DESCRIPTION OF THE TASK =
Answer with one number: how many lines hold "handle".
--- Start of RECORDS PROVIDED ---
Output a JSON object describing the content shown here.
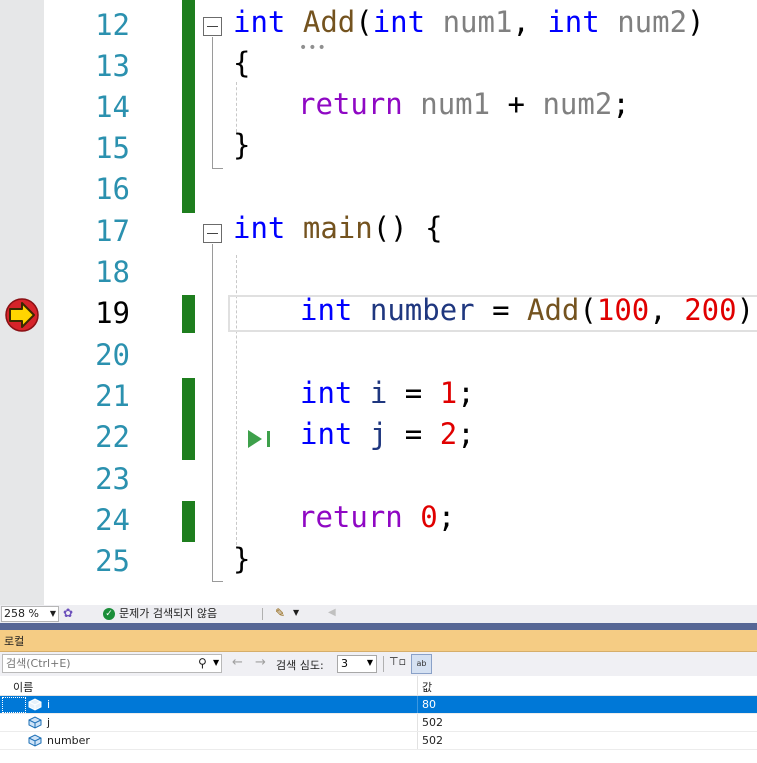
{
  "editor": {
    "lines": [
      {
        "num": "12"
      },
      {
        "num": "13"
      },
      {
        "num": "14"
      },
      {
        "num": "15"
      },
      {
        "num": "16"
      },
      {
        "num": "17"
      },
      {
        "num": "18"
      },
      {
        "num": "19"
      },
      {
        "num": "20"
      },
      {
        "num": "21"
      },
      {
        "num": "22"
      },
      {
        "num": "23"
      },
      {
        "num": "24"
      },
      {
        "num": "25"
      }
    ],
    "code": {
      "l12": {
        "t1": "int",
        "t2": "Add",
        "t3": "(",
        "t4": "int",
        "t5": "num1",
        "t6": ", ",
        "t7": "int",
        "t8": "num2",
        "t9": ")"
      },
      "l13": {
        "t1": "{"
      },
      "l14": {
        "t1": "return",
        "t2": "num1",
        "t3": " + ",
        "t4": "num2",
        "t5": ";"
      },
      "l15": {
        "t1": "}"
      },
      "l17": {
        "t1": "int",
        "t2": "main",
        "t3": "() {"
      },
      "l19": {
        "t1": "int",
        "t2": "number",
        "t3": " = ",
        "t4": "Add",
        "t5": "(",
        "t6": "100",
        "t7": ", ",
        "t8": "200",
        "t9": ");"
      },
      "l21": {
        "t1": "int",
        "t2": "i",
        "t3": " = ",
        "t4": "1",
        "t5": ";"
      },
      "l22": {
        "t1": "int",
        "t2": "j",
        "t3": " = ",
        "t4": "2",
        "t5": ";"
      },
      "l24": {
        "t1": "return",
        "t2": "0",
        "t3": ";"
      },
      "l25": {
        "t1": "}"
      }
    },
    "current_line": "19",
    "icons": {
      "instruction_pointer": "current-statement-arrow-icon",
      "run_to_click": "run-to-click-icon"
    }
  },
  "statusbar": {
    "zoom": "258 %",
    "issues": "문제가 검색되지 않음"
  },
  "locals": {
    "title": "로컬",
    "search_placeholder": "검색(Ctrl+E)",
    "depth_label": "검색 심도:",
    "depth_value": "3",
    "columns": {
      "name": "이름",
      "value": "값"
    },
    "rows": [
      {
        "name": "i",
        "value": "80",
        "selected": true
      },
      {
        "name": "j",
        "value": "502",
        "selected": false
      },
      {
        "name": "number",
        "value": "502",
        "selected": false
      }
    ]
  },
  "colors": {
    "keyword": "#0000ff",
    "control_keyword": "#8f08c4",
    "function": "#74531f",
    "number": "#e00000",
    "change_bar": "#1e7e1e",
    "locals_header": "#f5cc84",
    "selection": "#0078d7"
  }
}
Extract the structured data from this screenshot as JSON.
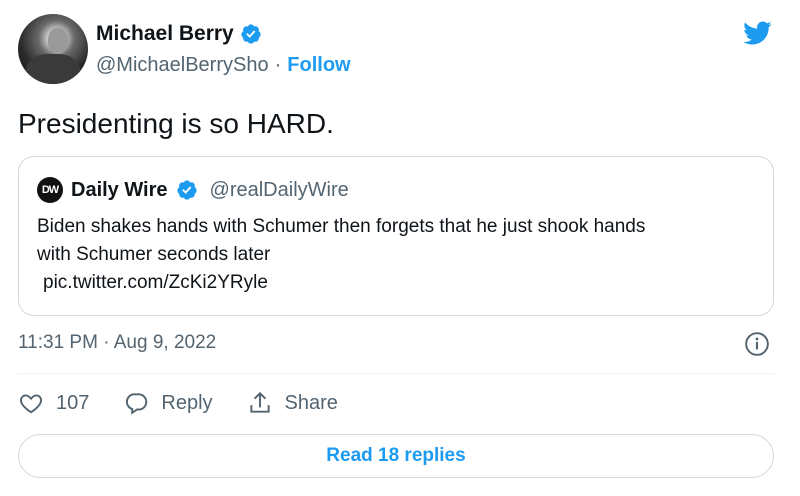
{
  "author": {
    "display_name": "Michael Berry",
    "handle": "@MichaelBerrySho",
    "separator": "·",
    "follow_label": "Follow"
  },
  "tweet": {
    "text": "Presidenting is so HARD.",
    "timestamp": "11:31 PM · Aug 9, 2022"
  },
  "quoted_tweet": {
    "logo_text": "DW",
    "display_name": "Daily Wire",
    "handle": "@realDailyWire",
    "line1": "Biden shakes hands with Schumer then forgets that he just shook hands",
    "line2": "with Schumer seconds later",
    "link": "pic.twitter.com/ZcKi2YRyle"
  },
  "actions": {
    "like_count": "107",
    "reply_label": "Reply",
    "share_label": "Share"
  },
  "read_replies_label": "Read 18 replies",
  "icons": {
    "verified": "verified-badge-icon",
    "brand": "twitter-bird-icon",
    "info": "info-icon",
    "like": "heart-icon",
    "reply": "speech-bubble-icon",
    "share": "share-upload-icon"
  },
  "colors": {
    "accent": "#1d9bf0",
    "text": "#0f1419",
    "muted": "#536471",
    "border": "#cfd9de"
  }
}
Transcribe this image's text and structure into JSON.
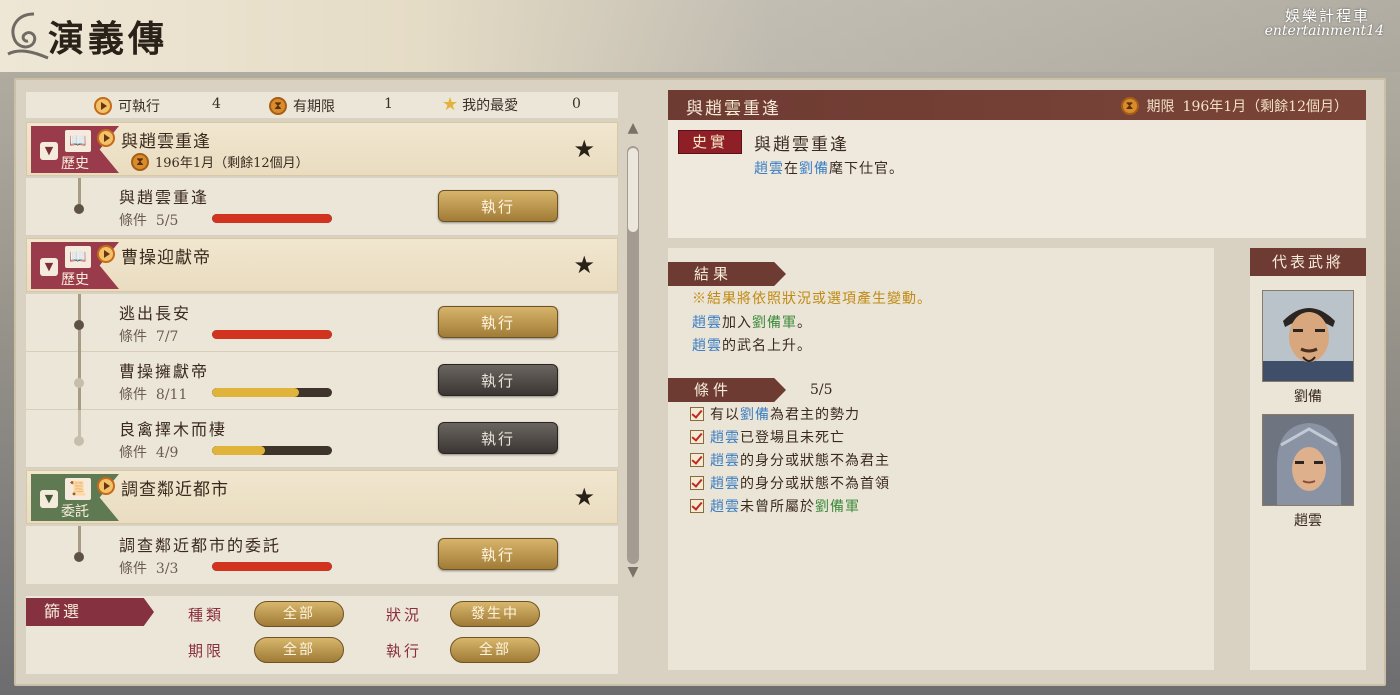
--- End of RECORDS PROVIDED ---
ANSWER TO THIS PROBLEM =
2